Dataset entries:
+++++

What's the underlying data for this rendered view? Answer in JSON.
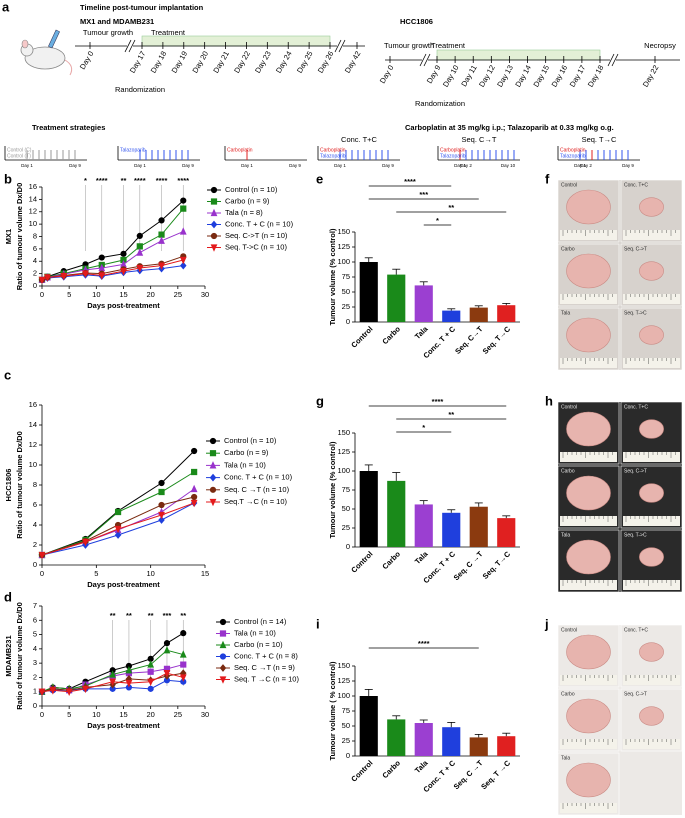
{
  "panel_labels": [
    "a",
    "b",
    "c",
    "d",
    "e",
    "f",
    "g",
    "h",
    "i",
    "j"
  ],
  "timeline": {
    "title": "Timeline post-tumour implantation",
    "groups": [
      {
        "name": "MX1 and MDAMB231",
        "phases": [
          "Tumour growth",
          "Treatment"
        ],
        "days": [
          "Day 0",
          "Day 17",
          "Day 18",
          "Day 19",
          "Day 20",
          "Day 21",
          "Day 22",
          "Day 23",
          "Day 24",
          "Day 25",
          "Day 26",
          "Day 42"
        ],
        "event": "Randomization"
      },
      {
        "name": "HCC1806",
        "phases": [
          "Tumour growth",
          "Treatment"
        ],
        "days": [
          "Day 0",
          "Day 9",
          "Day 10",
          "Day 11",
          "Day 12",
          "Day 13",
          "Day 14",
          "Day 15",
          "Day 16",
          "Day 17",
          "Day 18",
          "Day 22"
        ],
        "event": "Randomization",
        "end_label": "Necropsy"
      }
    ]
  },
  "strategies": {
    "title": "Treatment strategies",
    "dosing": "Carboplatin at 35 mg/kg i.p.; Talazoparib at 0.33 mg/kg o.g.",
    "items": [
      {
        "labels": [
          "Control (C)",
          "Control (T)"
        ],
        "days": [
          "Day 1",
          "Day 9"
        ]
      },
      {
        "labels": [
          "Talazoparib"
        ],
        "days": [
          "Day 1",
          "Day 9"
        ]
      },
      {
        "labels": [
          "Carboplatin"
        ],
        "days": [
          "Day 1",
          "Day 9"
        ]
      },
      {
        "name": "Conc. T+C",
        "labels": [
          "Carboplatin",
          "Talazoparib"
        ],
        "days": [
          "Day 1",
          "Day 9"
        ]
      },
      {
        "name": "Seq. C→T",
        "labels": [
          "Carboplatin",
          "Talazoparib"
        ],
        "days": [
          "Day 1",
          "Day 2",
          "Day 10"
        ]
      },
      {
        "name": "Seq. T→C",
        "labels": [
          "Carboplatin",
          "Talazoparib"
        ],
        "days": [
          "Day 1",
          "Day 2",
          "Day 9"
        ]
      }
    ]
  },
  "chart_data": [
    {
      "type": "line",
      "group_label": "MX1",
      "ylabel": "Ratio of tumour volume Dx/D0",
      "xlabel": "Days post-treatment",
      "x": [
        0,
        1,
        4,
        8,
        11,
        15,
        18,
        22,
        26
      ],
      "xlim": [
        0,
        30
      ],
      "xticks": [
        0,
        5,
        10,
        15,
        20,
        25,
        30
      ],
      "ylim": [
        0,
        16
      ],
      "yticks": [
        0,
        2,
        4,
        6,
        8,
        10,
        12,
        14,
        16
      ],
      "annotations": [
        {
          "x": 8,
          "text": "*"
        },
        {
          "x": 11,
          "text": "****"
        },
        {
          "x": 15,
          "text": "**"
        },
        {
          "x": 18,
          "text": "****"
        },
        {
          "x": 22,
          "text": "****"
        },
        {
          "x": 26,
          "text": "****"
        }
      ],
      "series": [
        {
          "name": "Control (n = 10)",
          "color": "#000000",
          "marker": "circle",
          "values": [
            1,
            1.5,
            2.4,
            3.5,
            4.6,
            5.2,
            8.1,
            10.6,
            13.8
          ]
        },
        {
          "name": "Carbo (n = 9)",
          "color": "#1a8a1a",
          "marker": "square",
          "values": [
            1,
            1.5,
            2.0,
            2.8,
            3.4,
            4.2,
            6.4,
            8.3,
            12.5
          ]
        },
        {
          "name": "Tala (n = 8)",
          "color": "#9933cc",
          "marker": "triangle",
          "values": [
            1,
            1.4,
            1.9,
            2.6,
            2.9,
            3.5,
            5.4,
            7.3,
            8.8
          ]
        },
        {
          "name": "Conc. T + C (n = 10)",
          "color": "#1f3fdd",
          "marker": "diamond",
          "values": [
            1,
            1.3,
            1.5,
            1.8,
            1.6,
            2.2,
            2.5,
            2.8,
            3.3
          ]
        },
        {
          "name": "Seq. C->T (n = 10)",
          "color": "#7a2a10",
          "marker": "circle",
          "values": [
            1,
            1.4,
            1.7,
            2.1,
            2.0,
            2.7,
            3.2,
            3.6,
            4.8
          ]
        },
        {
          "name": "Seq. T->C (n = 10)",
          "color": "#e31a1c",
          "marker": "down",
          "values": [
            1,
            1.4,
            1.6,
            2.0,
            1.7,
            2.4,
            2.9,
            3.3,
            4.2
          ]
        }
      ]
    },
    {
      "type": "line",
      "group_label": "HCC1806",
      "ylabel": "Ratio of tumour volume Dx/D0",
      "xlabel": "Days post-treatment",
      "x": [
        0,
        4,
        7,
        11,
        14
      ],
      "xlim": [
        0,
        15
      ],
      "xticks": [
        0,
        5,
        10,
        15
      ],
      "ylim": [
        0,
        16
      ],
      "yticks": [
        0,
        2,
        4,
        6,
        8,
        10,
        12,
        14,
        16
      ],
      "series": [
        {
          "name": "Control (n = 10)",
          "color": "#000000",
          "marker": "circle",
          "values": [
            1,
            2.6,
            5.4,
            8.2,
            11.4
          ]
        },
        {
          "name": "Carbo (n = 9)",
          "color": "#1a8a1a",
          "marker": "square",
          "values": [
            1,
            2.5,
            5.3,
            7.3,
            9.3
          ]
        },
        {
          "name": "Tala (n = 10)",
          "color": "#9933cc",
          "marker": "triangle",
          "values": [
            1,
            2.3,
            3.5,
            5.3,
            7.6
          ]
        },
        {
          "name": "Conc. T + C (n = 10)",
          "color": "#1f3fdd",
          "marker": "diamond",
          "values": [
            1,
            2.0,
            3.0,
            4.5,
            6.2
          ]
        },
        {
          "name": "Seq. C →T (n = 10)",
          "color": "#7a2a10",
          "marker": "circle",
          "values": [
            1,
            2.4,
            4.0,
            6.0,
            6.8
          ]
        },
        {
          "name": "Seq.T →C (n = 10)",
          "color": "#e31a1c",
          "marker": "down",
          "values": [
            1,
            2.3,
            3.6,
            5.0,
            6.2
          ]
        }
      ]
    },
    {
      "type": "line",
      "group_label": "MDAMB231",
      "ylabel": "Ratio of tumour volume Dx/D0",
      "xlabel": "Days post-treatment",
      "x": [
        0,
        2,
        5,
        8,
        13,
        16,
        20,
        23,
        26
      ],
      "xlim": [
        0,
        30
      ],
      "xticks": [
        0,
        5,
        10,
        15,
        20,
        25,
        30
      ],
      "ylim": [
        0,
        7
      ],
      "yticks": [
        0,
        1,
        2,
        3,
        4,
        5,
        6,
        7
      ],
      "annotations": [
        {
          "x": 13,
          "text": "**"
        },
        {
          "x": 16,
          "text": "**"
        },
        {
          "x": 20,
          "text": "**"
        },
        {
          "x": 23,
          "text": "***"
        },
        {
          "x": 26,
          "text": "**"
        }
      ],
      "series": [
        {
          "name": "Control (n = 14)",
          "color": "#000000",
          "marker": "circle",
          "values": [
            1,
            1.3,
            1.2,
            1.7,
            2.5,
            2.8,
            3.3,
            4.4,
            5.1
          ]
        },
        {
          "name": "Tala (n = 10)",
          "color": "#9933cc",
          "marker": "square",
          "values": [
            1,
            1.2,
            1.1,
            1.5,
            2.1,
            2.3,
            2.4,
            2.6,
            2.9
          ]
        },
        {
          "name": "Carbo (n = 10)",
          "color": "#1a8a1a",
          "marker": "triangle",
          "values": [
            1,
            1.3,
            1.2,
            1.4,
            2.2,
            2.5,
            2.9,
            3.9,
            3.6
          ]
        },
        {
          "name": "Conc. T + C (n = 8)",
          "color": "#1f3fdd",
          "marker": "circle",
          "values": [
            1,
            1.1,
            1.1,
            1.2,
            1.2,
            1.3,
            1.2,
            1.8,
            1.7
          ]
        },
        {
          "name": "Seq. C →T (n = 9)",
          "color": "#7a2a10",
          "marker": "diamond",
          "values": [
            1,
            1.2,
            1.1,
            1.3,
            1.5,
            1.9,
            1.8,
            2.1,
            2.3
          ]
        },
        {
          "name": "Seq. T →C (n = 10)",
          "color": "#e31a1c",
          "marker": "down",
          "values": [
            1,
            1.1,
            1.0,
            1.2,
            1.7,
            1.6,
            1.7,
            2.3,
            2.0
          ]
        }
      ]
    },
    {
      "type": "bar",
      "ylabel": "Tumour volume (% control)",
      "categories": [
        "Control",
        "Carbo",
        "Tala",
        "Conc. T + C",
        "Seq. C→T",
        "Seq. T→C"
      ],
      "values": [
        100,
        79,
        61,
        19,
        24,
        28
      ],
      "errors": [
        7,
        9,
        6,
        3,
        3,
        3
      ],
      "colors": [
        "#000000",
        "#1a8a1a",
        "#9b3fd1",
        "#1f3fdd",
        "#8b3a0f",
        "#e02020"
      ],
      "ylim": [
        0,
        150
      ],
      "yticks": [
        0,
        25,
        50,
        75,
        100,
        125,
        150
      ],
      "brackets": [
        {
          "label": "****",
          "start": "Control",
          "end": "Conc. T + C"
        },
        {
          "label": "***",
          "start": "Control",
          "end": "Seq. C→T"
        },
        {
          "label": "**",
          "start": "Carbo",
          "end": "Seq. T→C"
        },
        {
          "label": "*",
          "start": "Tala",
          "end": "Conc. T + C"
        }
      ]
    },
    {
      "type": "bar",
      "ylabel": "Tumour volume (% control)",
      "categories": [
        "Control",
        "Carbo",
        "Tala",
        "Conc. T + C",
        "Seq. C →T",
        "Seq. T→C"
      ],
      "values": [
        100,
        87,
        56,
        45,
        53,
        38
      ],
      "errors": [
        8,
        11,
        5,
        4,
        5,
        3
      ],
      "colors": [
        "#000000",
        "#1a8a1a",
        "#9b3fd1",
        "#1f3fdd",
        "#8b3a0f",
        "#e02020"
      ],
      "ylim": [
        0,
        150
      ],
      "yticks": [
        0,
        25,
        50,
        75,
        100,
        125,
        150
      ],
      "brackets": [
        {
          "label": "****",
          "start": "Control",
          "end": "Seq. T→C"
        },
        {
          "label": "**",
          "start": "Carbo",
          "end": "Seq. T→C"
        },
        {
          "label": "*",
          "start": "Carbo",
          "end": "Conc. T + C"
        }
      ]
    },
    {
      "type": "bar",
      "ylabel": "Tumour volume ( % control)",
      "categories": [
        "Control",
        "Carbo",
        "Tala",
        "Conc. T + C",
        "Seq. C →T",
        "Seq. T →C"
      ],
      "values": [
        100,
        61,
        55,
        48,
        31,
        33
      ],
      "errors": [
        11,
        6,
        5,
        8,
        5,
        5
      ],
      "colors": [
        "#000000",
        "#1a8a1a",
        "#9b3fd1",
        "#1f3fdd",
        "#8b3a0f",
        "#e02020"
      ],
      "ylim": [
        0,
        150
      ],
      "yticks": [
        0,
        25,
        50,
        75,
        100,
        125,
        150
      ],
      "brackets": [
        {
          "label": "****",
          "start": "Control",
          "end": "Seq. C →T"
        }
      ]
    }
  ],
  "photos": [
    {
      "labels": [
        "Control",
        "Conc. T+C",
        "Carbo",
        "Seq. C->T",
        "Tala",
        "Seq. T->C"
      ]
    },
    {
      "labels": [
        "Control",
        "Conc. T+C",
        "Carbo",
        "Seq. C->T",
        "Tala",
        "Seq. T->C"
      ]
    },
    {
      "labels": [
        "Control",
        "Conc. T+C",
        "Carbo",
        "Seq. C->T",
        "Tala"
      ]
    }
  ]
}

+++++

What you should do =
Pick out, from the lines above, every one that contains the string "event".

The output =
        "event": "Randomization"
        "event": "Randomization",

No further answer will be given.